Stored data
## start

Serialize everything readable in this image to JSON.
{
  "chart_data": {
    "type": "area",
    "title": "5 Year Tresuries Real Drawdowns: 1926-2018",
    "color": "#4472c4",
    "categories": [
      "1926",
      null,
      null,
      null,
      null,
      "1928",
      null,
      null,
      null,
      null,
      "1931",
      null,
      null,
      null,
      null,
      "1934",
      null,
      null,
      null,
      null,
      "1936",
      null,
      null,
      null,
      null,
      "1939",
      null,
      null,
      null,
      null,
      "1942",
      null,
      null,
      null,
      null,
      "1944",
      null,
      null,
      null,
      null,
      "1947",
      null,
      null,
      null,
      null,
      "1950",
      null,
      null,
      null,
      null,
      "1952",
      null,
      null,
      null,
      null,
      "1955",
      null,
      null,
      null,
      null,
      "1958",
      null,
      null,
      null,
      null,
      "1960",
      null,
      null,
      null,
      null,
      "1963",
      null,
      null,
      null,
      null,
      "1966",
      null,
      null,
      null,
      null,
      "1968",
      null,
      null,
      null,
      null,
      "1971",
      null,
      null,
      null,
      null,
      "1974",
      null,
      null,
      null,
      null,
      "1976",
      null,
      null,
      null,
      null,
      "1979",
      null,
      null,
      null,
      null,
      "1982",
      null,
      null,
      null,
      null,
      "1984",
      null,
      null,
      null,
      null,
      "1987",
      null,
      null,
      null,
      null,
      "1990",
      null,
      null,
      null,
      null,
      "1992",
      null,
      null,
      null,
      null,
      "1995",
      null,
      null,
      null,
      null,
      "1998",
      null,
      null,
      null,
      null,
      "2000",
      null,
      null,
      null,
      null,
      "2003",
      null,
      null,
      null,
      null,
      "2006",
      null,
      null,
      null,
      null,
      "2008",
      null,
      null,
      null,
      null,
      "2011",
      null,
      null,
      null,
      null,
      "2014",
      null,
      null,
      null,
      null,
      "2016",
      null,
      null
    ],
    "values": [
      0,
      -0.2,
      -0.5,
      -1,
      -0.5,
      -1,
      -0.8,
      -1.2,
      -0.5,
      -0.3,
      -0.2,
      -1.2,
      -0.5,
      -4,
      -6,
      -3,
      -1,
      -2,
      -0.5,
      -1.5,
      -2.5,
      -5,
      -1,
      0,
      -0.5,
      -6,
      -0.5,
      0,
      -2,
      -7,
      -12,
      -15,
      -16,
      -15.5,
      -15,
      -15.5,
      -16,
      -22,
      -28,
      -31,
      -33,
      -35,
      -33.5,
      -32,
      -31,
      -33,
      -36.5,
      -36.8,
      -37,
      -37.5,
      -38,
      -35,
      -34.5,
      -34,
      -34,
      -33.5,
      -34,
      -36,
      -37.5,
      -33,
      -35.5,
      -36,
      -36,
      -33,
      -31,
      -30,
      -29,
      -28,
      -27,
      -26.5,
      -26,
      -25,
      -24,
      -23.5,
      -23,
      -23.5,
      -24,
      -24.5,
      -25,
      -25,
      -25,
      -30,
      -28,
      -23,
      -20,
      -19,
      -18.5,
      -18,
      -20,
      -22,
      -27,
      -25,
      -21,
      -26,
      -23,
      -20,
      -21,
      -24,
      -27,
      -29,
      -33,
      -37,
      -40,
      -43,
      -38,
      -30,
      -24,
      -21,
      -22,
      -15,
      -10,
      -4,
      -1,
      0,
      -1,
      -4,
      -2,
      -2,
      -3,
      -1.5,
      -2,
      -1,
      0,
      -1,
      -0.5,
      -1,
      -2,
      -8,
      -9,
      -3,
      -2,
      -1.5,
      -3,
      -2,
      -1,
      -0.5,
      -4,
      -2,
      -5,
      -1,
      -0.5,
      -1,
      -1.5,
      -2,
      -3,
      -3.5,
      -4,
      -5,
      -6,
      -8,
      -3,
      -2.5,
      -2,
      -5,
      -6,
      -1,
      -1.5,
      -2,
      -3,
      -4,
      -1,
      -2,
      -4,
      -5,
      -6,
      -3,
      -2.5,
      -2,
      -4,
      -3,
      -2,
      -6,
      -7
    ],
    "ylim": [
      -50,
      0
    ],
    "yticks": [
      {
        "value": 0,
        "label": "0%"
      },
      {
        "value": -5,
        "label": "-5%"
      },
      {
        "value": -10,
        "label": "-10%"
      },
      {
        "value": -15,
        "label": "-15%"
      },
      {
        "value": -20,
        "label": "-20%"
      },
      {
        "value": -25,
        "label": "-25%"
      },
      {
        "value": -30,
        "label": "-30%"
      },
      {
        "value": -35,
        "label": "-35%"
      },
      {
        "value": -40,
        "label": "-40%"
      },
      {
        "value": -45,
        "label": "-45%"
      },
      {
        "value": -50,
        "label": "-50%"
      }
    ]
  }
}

## end

Read the entries and select each line where the word "label" is found.

        "label": "0%"
        "label": "-5%"
        "label": "-10%"
        "label": "-15%"
        "label": "-20%"
        "label": "-25%"
        "label": "-30%"
        "label": "-35%"
        "label": "-40%"
        "label": "-45%"
        "label": "-50%"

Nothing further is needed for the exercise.